§ TASK INSTRUCTIONS
Return, character for character, every line from the first one through the line containing "- Text: Balance", inclusive.
* Start *
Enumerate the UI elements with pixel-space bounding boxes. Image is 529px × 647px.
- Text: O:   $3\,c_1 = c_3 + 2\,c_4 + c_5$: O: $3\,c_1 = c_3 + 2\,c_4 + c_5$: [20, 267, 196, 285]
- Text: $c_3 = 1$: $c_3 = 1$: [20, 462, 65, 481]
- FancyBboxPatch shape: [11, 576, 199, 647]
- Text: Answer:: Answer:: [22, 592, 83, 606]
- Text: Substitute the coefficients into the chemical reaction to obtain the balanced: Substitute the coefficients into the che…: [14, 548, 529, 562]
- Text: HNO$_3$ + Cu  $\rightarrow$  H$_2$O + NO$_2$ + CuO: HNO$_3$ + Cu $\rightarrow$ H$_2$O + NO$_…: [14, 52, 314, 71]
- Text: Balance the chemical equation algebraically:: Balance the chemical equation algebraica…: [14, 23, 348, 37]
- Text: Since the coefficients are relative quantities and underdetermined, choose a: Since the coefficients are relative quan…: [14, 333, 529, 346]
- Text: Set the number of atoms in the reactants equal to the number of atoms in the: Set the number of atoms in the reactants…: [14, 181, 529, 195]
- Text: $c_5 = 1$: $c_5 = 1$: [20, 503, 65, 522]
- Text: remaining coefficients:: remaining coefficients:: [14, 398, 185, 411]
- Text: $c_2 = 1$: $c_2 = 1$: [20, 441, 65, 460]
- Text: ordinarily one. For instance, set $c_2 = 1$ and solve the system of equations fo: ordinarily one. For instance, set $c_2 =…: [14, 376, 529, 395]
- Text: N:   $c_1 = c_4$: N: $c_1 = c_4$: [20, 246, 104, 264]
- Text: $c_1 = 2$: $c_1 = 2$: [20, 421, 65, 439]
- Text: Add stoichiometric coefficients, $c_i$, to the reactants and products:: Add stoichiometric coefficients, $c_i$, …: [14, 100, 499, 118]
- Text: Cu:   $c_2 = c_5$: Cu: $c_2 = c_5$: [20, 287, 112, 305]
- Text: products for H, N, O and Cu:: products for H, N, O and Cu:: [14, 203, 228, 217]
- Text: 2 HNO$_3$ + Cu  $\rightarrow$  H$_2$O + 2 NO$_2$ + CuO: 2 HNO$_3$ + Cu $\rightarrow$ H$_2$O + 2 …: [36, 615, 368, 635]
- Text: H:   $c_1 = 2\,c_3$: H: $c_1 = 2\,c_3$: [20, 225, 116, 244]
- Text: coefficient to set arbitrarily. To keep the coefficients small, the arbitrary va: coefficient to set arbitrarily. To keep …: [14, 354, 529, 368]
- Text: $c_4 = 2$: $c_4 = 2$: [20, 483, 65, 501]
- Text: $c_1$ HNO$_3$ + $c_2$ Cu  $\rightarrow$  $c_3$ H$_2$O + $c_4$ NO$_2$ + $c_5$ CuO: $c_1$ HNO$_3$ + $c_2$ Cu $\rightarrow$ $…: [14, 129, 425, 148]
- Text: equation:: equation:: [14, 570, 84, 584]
* End *
§ THE RESPONSE
Enumerate the UI elements with pixel-space bounding boxes. Image is 529px × 647px.
- Text: O:   $3\,c_1 = c_3 + 2\,c_4 + c_5$: O: $3\,c_1 = c_3 + 2\,c_4 + c_5$: [20, 267, 196, 285]
- Text: $c_3 = 1$: $c_3 = 1$: [20, 462, 65, 481]
- FancyBboxPatch shape: [11, 576, 199, 647]
- Text: Answer:: Answer:: [22, 592, 83, 606]
- Text: Substitute the coefficients into the chemical reaction to obtain the balanced: Substitute the coefficients into the che…: [14, 548, 529, 562]
- Text: HNO$_3$ + Cu  $\rightarrow$  H$_2$O + NO$_2$ + CuO: HNO$_3$ + Cu $\rightarrow$ H$_2$O + NO$_…: [14, 52, 314, 71]
- Text: Balance the chemical equation algebraically:: Balance the chemical equation algebraica…: [14, 23, 348, 37]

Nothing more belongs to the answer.